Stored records

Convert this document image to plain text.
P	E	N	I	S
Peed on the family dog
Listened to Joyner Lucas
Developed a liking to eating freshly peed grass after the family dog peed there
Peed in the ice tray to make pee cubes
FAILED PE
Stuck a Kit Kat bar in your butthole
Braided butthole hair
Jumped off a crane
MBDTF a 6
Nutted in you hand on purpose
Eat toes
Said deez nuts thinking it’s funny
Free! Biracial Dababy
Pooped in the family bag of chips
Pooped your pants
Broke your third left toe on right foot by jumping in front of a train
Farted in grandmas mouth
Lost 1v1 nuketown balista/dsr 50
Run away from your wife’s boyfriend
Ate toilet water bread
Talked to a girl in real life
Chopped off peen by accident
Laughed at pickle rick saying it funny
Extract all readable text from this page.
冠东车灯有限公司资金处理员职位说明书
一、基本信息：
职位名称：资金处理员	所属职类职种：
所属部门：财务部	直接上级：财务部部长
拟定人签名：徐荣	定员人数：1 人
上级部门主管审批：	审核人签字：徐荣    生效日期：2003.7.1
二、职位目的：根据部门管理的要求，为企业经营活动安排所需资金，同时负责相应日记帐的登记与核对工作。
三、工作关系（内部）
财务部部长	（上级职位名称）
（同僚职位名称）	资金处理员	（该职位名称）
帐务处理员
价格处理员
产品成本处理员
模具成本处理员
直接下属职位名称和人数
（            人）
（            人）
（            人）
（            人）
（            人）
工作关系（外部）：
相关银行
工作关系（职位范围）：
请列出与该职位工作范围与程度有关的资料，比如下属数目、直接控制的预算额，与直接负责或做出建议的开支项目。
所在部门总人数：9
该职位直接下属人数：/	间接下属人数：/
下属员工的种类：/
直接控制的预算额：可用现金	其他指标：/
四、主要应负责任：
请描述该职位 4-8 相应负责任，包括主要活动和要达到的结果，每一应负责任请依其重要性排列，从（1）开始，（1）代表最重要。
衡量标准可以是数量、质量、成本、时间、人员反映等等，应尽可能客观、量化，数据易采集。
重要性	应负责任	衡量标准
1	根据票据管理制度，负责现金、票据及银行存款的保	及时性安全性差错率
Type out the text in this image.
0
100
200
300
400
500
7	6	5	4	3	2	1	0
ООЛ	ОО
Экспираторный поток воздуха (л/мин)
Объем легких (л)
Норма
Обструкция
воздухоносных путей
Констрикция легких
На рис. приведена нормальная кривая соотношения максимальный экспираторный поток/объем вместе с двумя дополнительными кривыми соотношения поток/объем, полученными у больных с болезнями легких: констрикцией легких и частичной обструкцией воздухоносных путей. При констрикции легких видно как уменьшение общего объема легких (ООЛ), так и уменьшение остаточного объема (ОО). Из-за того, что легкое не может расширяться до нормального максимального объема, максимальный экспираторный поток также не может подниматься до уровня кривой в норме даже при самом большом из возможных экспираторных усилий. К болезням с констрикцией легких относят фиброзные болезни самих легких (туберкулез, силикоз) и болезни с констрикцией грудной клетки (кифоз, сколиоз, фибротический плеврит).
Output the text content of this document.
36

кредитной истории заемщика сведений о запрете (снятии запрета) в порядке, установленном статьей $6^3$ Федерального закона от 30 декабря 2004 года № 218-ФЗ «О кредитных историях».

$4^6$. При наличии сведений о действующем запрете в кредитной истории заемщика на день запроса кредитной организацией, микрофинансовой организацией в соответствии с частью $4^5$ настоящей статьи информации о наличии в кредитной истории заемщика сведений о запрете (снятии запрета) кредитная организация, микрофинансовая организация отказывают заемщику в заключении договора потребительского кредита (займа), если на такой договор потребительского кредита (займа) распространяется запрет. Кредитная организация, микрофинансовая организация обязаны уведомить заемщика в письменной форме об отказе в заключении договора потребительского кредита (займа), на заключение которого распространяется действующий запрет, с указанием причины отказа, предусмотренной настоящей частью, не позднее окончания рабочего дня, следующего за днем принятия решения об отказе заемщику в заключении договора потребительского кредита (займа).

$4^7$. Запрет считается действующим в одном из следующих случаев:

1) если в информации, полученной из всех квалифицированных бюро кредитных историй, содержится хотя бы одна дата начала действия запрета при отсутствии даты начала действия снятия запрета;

■ **PROBLEM DESCRIPTION**: Every line above should be retyped exactly as given.

■ **TASK RESPONSE**:
Convert this document image to plain text.
P	E	N	I	S
Peed on the family dog
Listened to Joyner Lucas
Developed a liking to eating freshly peed grass after the family dog peed there
Peed in the ice tray to make pee cubes
FAILED PE
Stuck a Kit Kat bar in your butthole
Braided butthole hair
Jumped off a crane
MBDTF a 6
Nutted in you hand on purpose
Eat toes
Said deez nuts thinking it’s funny
Free! Biracial Dababy
Pooped in the family bag of chips
Pooped your pants
Broke your third left toe on right foot by jumping in front of a train
Farted in grandmas mouth
Lost 1v1 nuketown balista/dsr 50
Run away from your wife’s boyfriend
Ate toilet water bread
Talked to a girl in real life
Chopped off peen by accident
Laughed at pickle rick saying it funny
Extract all readable text from this page.
冠东车灯有限公司资金处理员职位说明书
一、基本信息：
职位名称：资金处理员	所属职类职种：
所属部门：财务部	直接上级：财务部部长
拟定人签名：徐荣	定员人数：1 人
上级部门主管审批：	审核人签字：徐荣    生效日期：2003.7.1
二、职位目的：根据部门管理的要求，为企业经营活动安排所需资金，同时负责相应日记帐的登记与核对工作。
三、工作关系（内部）
财务部部长	（上级职位名称）
（同僚职位名称）	资金处理员	（该职位名称）
帐务处理员
价格处理员
产品成本处理员
模具成本处理员
直接下属职位名称和人数
（            人）
（            人）
（            人）
（            人）
（            人）
工作关系（外部）：
相关银行
工作关系（职位范围）：
请列出与该职位工作范围与程度有关的资料，比如下属数目、直接控制的预算额，与直接负责或做出建议的开支项目。
所在部门总人数：9
该职位直接下属人数：/	间接下属人数：/
下属员工的种类：/
直接控制的预算额：可用现金	其他指标：/
四、主要应负责任：
请描述该职位 4-8 相应负责任，包括主要活动和要达到的结果，每一应负责任请依其重要性排列，从（1）开始，（1）代表最重要。
衡量标准可以是数量、质量、成本、时间、人员反映等等，应尽可能客观、量化，数据易采集。
重要性	应负责任	衡量标准
1	根据票据管理制度，负责现金、票据及银行存款的保	及时性安全性差错率
Type out the text in this image.
0
100
200
300
400
500
7	6	5	4	3	2	1	0
ООЛ	ОО
Экспираторный поток воздуха (л/мин)
Объем легких (л)
Норма
Обструкция
воздухоносных путей
Констрикция легких
На рис. приведена нормальная кривая соотношения максимальный экспираторный поток/объем вместе с двумя дополнительными кривыми соотношения поток/объем, полученными у больных с болезнями легких: констрикцией легких и частичной обструкцией воздухоносных путей. При констрикции легких видно как уменьшение общего объема легких (ООЛ), так и уменьшение остаточного объема (ОО). Из-за того, что легкое не может расширяться до нормального максимального объема, максимальный экспираторный поток также не может подниматься до уровня кривой в норме даже при самом большом из возможных экспираторных усилий. К болезням с констрикцией легких относят фиброзные болезни самих легких (туберкулез, силикоз) и болезни с констрикцией грудной клетки (кифоз, сколиоз, фибротический плеврит).
Output the text content of this document.
36

кредитной истории заемщика сведений о запрете (снятии запрета) в порядке, установленном статьей $6^3$ Федерального закона от 30 декабря 2004 года № 218-ФЗ «О кредитных историях».

$4^6$. При наличии сведений о действующем запрете в кредитной истории заемщика на день запроса кредитной организацией, микрофинансовой организацией в соответствии с частью $4^5$ настоящей статьи информации о наличии в кредитной истории заемщика сведений о запрете (снятии запрета) кредитная организация, микрофинансовая организация отказывают заемщику в заключении договора потребительского кредита (займа), если на такой договор потребительского кредита (займа) распространяется запрет. Кредитная организация, микрофинансовая организация обязаны уведомить заемщика в письменной форме об отказе в заключении договора потребительского кредита (займа), на заключение которого распространяется действующий запрет, с указанием причины отказа, предусмотренной настоящей частью, не позднее окончания рабочего дня, следующего за днем принятия решения об отказе заемщику в заключении договора потребительского кредита (займа).

$4^7$. Запрет считается действующим в одном из следующих случаев:

1) если в информации, полученной из всех квалифицированных бюро кредитных историй, содержится хотя бы одна дата начала действия запрета при отсутствии даты начала действия снятия запрета;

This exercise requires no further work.